> **Task brief**
Do any lines in the data below contain "color"? If so, copy every one of them.

○ ○ ○ ○

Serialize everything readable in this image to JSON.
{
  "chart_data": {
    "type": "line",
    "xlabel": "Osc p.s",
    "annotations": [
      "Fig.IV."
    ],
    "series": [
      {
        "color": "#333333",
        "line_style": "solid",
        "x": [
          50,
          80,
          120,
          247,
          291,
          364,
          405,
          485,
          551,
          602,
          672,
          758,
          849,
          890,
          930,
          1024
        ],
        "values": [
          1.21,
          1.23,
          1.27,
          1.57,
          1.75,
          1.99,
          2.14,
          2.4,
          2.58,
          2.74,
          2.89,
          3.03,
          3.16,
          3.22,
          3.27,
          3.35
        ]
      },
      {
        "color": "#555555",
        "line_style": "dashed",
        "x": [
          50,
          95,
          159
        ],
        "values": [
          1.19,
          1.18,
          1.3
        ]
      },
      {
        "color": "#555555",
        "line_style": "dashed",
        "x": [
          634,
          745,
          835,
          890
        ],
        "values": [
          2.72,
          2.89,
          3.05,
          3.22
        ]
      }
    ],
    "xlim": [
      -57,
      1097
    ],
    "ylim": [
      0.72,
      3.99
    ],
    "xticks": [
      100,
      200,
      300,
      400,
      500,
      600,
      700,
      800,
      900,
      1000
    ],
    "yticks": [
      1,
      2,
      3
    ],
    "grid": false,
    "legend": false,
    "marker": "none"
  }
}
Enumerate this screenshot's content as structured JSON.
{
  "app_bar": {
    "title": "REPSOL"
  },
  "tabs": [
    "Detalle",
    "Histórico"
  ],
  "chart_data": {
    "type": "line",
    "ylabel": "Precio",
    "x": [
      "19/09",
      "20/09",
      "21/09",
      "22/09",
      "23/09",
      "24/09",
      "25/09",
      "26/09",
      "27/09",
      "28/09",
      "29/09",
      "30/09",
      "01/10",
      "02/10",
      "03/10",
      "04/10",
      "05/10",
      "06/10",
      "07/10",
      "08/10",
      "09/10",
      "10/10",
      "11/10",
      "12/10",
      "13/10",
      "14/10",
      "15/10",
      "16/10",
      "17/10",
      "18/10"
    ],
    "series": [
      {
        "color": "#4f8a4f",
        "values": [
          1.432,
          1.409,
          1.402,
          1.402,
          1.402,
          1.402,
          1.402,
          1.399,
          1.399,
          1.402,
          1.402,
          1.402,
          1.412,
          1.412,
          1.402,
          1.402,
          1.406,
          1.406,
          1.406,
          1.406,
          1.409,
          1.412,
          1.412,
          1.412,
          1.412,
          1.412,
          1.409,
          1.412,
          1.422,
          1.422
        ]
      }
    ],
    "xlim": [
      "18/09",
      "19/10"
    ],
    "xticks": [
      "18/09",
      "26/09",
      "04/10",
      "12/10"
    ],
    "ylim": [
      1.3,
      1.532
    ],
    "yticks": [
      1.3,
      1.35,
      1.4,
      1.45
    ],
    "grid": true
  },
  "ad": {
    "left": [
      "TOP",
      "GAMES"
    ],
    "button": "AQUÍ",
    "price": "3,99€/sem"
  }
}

○ ○ ○ ○

> **Task output**
        "color": "#333333",
        "color": "#555555",
        "color": "#555555",
        "color": "#4f8a4f",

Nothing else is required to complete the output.